## START RECORDS PROVIDED

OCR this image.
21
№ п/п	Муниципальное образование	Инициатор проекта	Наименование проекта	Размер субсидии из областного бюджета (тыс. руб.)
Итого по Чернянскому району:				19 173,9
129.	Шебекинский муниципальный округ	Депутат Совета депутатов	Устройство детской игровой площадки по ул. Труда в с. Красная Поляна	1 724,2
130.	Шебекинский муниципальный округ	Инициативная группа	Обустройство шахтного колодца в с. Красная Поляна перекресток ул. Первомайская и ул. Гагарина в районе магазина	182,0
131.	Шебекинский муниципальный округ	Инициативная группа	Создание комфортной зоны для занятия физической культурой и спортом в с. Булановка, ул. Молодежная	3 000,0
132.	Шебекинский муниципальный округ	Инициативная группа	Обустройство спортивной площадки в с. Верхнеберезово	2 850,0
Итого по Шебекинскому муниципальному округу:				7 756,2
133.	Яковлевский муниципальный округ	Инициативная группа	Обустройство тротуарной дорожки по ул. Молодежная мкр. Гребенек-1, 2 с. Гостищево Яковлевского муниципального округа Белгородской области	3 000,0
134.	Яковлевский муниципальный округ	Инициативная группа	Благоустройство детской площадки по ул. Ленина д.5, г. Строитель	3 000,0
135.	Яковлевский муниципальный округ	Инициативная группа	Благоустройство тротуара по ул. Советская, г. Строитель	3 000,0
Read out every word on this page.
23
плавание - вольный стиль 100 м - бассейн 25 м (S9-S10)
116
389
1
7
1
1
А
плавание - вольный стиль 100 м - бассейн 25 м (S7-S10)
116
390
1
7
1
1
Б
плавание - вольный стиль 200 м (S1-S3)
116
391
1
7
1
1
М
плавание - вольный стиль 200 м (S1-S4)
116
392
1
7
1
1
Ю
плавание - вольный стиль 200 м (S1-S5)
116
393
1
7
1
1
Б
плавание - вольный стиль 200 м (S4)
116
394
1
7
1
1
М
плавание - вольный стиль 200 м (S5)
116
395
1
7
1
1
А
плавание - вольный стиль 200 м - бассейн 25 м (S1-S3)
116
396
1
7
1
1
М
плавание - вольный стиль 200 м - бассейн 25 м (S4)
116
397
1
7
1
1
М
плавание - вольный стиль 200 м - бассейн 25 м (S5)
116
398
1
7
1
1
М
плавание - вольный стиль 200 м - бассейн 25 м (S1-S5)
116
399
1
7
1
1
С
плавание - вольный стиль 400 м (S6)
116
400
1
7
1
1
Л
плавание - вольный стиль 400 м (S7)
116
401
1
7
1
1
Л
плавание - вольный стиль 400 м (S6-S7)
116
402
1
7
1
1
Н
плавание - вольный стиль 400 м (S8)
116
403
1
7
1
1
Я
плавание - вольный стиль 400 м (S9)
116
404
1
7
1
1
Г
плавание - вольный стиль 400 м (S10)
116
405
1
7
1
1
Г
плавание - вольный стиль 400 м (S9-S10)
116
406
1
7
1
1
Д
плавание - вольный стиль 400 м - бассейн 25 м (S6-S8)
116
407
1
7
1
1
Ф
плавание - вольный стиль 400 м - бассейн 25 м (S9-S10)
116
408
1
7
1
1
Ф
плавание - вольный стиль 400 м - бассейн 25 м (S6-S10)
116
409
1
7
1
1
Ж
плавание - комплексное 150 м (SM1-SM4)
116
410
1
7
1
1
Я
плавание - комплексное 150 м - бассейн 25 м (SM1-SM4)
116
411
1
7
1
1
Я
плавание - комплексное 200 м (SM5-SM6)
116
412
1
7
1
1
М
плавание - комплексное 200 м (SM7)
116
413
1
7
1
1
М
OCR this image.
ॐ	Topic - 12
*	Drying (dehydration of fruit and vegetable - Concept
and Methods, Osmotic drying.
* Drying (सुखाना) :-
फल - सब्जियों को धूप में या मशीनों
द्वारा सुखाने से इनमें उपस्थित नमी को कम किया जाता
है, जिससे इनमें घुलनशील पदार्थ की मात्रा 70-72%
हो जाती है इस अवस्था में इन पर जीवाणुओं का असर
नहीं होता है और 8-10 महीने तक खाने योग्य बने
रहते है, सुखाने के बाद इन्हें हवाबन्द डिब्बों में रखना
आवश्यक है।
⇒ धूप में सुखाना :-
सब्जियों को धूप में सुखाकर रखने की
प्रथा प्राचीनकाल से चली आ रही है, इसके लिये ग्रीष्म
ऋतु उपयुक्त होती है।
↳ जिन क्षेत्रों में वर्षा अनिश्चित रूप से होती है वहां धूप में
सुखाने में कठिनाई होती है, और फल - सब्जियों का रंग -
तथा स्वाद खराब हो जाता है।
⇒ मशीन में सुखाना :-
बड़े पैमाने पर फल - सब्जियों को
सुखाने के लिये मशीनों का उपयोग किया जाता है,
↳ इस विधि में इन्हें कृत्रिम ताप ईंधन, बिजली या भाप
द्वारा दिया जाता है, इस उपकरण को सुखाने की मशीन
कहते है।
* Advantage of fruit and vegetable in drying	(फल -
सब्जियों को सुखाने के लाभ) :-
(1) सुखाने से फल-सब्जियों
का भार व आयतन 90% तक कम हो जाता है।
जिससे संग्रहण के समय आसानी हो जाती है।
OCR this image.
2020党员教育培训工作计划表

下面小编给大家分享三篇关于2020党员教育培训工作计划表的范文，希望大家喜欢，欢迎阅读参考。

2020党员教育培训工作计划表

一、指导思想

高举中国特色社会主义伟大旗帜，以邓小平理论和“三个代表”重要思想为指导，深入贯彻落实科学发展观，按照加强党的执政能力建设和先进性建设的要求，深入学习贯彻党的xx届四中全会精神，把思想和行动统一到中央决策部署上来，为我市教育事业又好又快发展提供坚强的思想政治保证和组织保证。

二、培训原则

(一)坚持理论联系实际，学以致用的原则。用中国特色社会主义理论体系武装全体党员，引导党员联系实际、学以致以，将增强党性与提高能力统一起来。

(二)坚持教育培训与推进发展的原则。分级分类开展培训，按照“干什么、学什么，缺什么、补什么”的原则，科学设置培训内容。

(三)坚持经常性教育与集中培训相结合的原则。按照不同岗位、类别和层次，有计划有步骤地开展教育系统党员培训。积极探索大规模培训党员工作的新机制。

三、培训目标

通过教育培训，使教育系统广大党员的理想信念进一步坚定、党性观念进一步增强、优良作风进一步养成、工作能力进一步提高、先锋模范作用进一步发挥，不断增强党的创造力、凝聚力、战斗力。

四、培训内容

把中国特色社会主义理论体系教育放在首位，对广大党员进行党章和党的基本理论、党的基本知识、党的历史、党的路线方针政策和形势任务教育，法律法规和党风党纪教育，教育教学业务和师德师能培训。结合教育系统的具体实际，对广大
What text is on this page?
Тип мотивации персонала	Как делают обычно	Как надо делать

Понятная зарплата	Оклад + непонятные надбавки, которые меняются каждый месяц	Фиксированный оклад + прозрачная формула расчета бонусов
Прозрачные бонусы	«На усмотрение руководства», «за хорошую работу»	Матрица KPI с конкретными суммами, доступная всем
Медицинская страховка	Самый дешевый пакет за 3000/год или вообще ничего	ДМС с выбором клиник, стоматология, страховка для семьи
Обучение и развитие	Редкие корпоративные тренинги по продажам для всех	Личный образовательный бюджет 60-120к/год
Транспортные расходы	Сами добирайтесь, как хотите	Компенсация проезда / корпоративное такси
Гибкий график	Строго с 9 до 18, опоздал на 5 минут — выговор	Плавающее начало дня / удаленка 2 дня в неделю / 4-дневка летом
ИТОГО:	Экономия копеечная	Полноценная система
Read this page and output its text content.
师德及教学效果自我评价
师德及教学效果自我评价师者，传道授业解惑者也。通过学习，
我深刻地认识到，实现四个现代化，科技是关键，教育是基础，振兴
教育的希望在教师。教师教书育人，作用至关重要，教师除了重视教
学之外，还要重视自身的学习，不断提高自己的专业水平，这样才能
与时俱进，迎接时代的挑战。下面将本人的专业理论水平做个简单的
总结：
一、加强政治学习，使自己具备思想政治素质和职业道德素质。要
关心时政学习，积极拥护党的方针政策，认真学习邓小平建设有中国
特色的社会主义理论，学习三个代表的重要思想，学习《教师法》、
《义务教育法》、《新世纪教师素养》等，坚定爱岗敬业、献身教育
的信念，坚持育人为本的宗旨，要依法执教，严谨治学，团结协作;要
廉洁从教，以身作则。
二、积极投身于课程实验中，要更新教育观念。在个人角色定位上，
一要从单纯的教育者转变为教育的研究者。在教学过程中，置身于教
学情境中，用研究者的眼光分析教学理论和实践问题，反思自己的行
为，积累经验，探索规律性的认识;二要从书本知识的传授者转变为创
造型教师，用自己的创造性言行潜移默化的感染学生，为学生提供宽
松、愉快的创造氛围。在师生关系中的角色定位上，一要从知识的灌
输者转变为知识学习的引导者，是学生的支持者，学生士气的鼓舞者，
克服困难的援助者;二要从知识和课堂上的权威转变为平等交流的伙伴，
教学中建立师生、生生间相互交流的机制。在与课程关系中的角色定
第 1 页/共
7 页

## END RECORDS PROVIDED

> **TASK STATEMENT**
Of all the lines in the material above, how many contain the word "Молодежная"? Give only the count.

> **OUTPUT OF THE EXERCISE**
2